### Dataset records

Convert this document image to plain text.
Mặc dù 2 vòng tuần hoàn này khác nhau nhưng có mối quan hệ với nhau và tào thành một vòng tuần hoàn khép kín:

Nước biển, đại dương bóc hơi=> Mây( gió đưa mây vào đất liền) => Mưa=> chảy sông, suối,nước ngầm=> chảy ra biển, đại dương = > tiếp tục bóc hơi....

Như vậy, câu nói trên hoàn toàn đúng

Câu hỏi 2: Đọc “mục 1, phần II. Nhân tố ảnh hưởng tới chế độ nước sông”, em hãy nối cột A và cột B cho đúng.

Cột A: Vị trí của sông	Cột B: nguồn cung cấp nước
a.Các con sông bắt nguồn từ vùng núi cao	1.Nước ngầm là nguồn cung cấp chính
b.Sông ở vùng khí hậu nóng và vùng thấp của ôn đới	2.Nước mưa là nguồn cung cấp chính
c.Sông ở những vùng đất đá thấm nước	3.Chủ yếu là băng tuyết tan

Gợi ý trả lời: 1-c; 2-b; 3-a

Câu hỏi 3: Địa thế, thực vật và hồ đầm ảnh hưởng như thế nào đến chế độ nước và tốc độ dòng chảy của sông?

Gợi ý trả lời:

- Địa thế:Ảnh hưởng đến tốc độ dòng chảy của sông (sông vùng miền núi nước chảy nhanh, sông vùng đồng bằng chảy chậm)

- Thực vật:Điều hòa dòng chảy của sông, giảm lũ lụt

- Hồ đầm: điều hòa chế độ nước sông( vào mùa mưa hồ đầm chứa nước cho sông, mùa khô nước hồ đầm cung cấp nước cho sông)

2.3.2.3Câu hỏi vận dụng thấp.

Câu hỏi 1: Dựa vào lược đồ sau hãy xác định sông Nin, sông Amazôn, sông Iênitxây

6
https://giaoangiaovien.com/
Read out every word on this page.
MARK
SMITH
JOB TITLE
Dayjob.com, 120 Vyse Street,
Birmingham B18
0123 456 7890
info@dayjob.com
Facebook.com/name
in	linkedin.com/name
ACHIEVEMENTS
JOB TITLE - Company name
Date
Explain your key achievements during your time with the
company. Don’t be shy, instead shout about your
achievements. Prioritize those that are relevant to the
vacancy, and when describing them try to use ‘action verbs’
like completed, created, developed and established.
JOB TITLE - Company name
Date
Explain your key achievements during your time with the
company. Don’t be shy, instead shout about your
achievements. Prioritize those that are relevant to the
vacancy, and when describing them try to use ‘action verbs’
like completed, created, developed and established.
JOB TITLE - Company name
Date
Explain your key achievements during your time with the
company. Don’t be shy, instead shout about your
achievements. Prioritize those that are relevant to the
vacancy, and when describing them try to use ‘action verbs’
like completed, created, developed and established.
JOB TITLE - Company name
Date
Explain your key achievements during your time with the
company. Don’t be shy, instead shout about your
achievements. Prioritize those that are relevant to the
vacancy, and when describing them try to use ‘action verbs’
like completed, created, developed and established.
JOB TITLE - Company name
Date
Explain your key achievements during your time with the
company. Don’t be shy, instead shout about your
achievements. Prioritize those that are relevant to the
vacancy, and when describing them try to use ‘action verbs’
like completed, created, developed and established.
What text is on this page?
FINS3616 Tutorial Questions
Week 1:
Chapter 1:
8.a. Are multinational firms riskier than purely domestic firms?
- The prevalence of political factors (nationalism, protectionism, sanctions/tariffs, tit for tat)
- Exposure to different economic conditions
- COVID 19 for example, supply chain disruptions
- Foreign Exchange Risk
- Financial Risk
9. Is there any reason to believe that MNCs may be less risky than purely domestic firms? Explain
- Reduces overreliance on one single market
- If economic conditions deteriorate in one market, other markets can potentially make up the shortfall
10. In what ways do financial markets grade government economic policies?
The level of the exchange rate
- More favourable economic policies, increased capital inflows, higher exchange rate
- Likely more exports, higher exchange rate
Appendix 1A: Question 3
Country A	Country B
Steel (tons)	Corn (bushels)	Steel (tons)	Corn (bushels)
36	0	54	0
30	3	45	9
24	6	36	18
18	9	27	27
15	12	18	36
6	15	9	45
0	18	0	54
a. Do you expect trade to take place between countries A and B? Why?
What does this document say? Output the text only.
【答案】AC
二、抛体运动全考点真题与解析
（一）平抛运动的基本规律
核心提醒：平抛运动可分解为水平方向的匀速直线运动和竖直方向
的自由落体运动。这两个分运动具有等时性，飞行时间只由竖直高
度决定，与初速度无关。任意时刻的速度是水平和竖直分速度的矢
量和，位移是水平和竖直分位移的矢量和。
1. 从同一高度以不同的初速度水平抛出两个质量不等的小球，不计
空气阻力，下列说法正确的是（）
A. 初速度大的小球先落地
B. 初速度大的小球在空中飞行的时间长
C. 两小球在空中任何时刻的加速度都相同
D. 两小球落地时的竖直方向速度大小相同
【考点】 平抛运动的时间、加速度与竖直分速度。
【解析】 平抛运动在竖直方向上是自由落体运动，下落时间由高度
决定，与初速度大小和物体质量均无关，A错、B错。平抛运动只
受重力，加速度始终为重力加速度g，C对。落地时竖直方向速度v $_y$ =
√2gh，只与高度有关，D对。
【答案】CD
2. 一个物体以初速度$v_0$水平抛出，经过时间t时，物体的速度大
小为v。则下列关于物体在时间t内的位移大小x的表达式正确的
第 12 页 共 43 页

######

## Stated problem
Return only the lines running from the line with "What does this" to the last line of the records, both included, exactly as written.

## Full solution
What does this document say? Output the text only.
【答案】AC
二、抛体运动全考点真题与解析
（一）平抛运动的基本规律
核心提醒：平抛运动可分解为水平方向的匀速直线运动和竖直方向
的自由落体运动。这两个分运动具有等时性，飞行时间只由竖直高
度决定，与初速度无关。任意时刻的速度是水平和竖直分速度的矢
量和，位移是水平和竖直分位移的矢量和。
1. 从同一高度以不同的初速度水平抛出两个质量不等的小球，不计
空气阻力，下列说法正确的是（）
A. 初速度大的小球先落地
B. 初速度大的小球在空中飞行的时间长
C. 两小球在空中任何时刻的加速度都相同
D. 两小球落地时的竖直方向速度大小相同
【考点】 平抛运动的时间、加速度与竖直分速度。
【解析】 平抛运动在竖直方向上是自由落体运动，下落时间由高度
决定，与初速度大小和物体质量均无关，A错、B错。平抛运动只
受重力，加速度始终为重力加速度g，C对。落地时竖直方向速度v $_y$ =
√2gh，只与高度有关，D对。
【答案】CD
2. 一个物体以初速度$v_0$水平抛出，经过时间t时，物体的速度大
小为v。则下列关于物体在时间t内的位移大小x的表达式正确的
第 12 页 共 43 页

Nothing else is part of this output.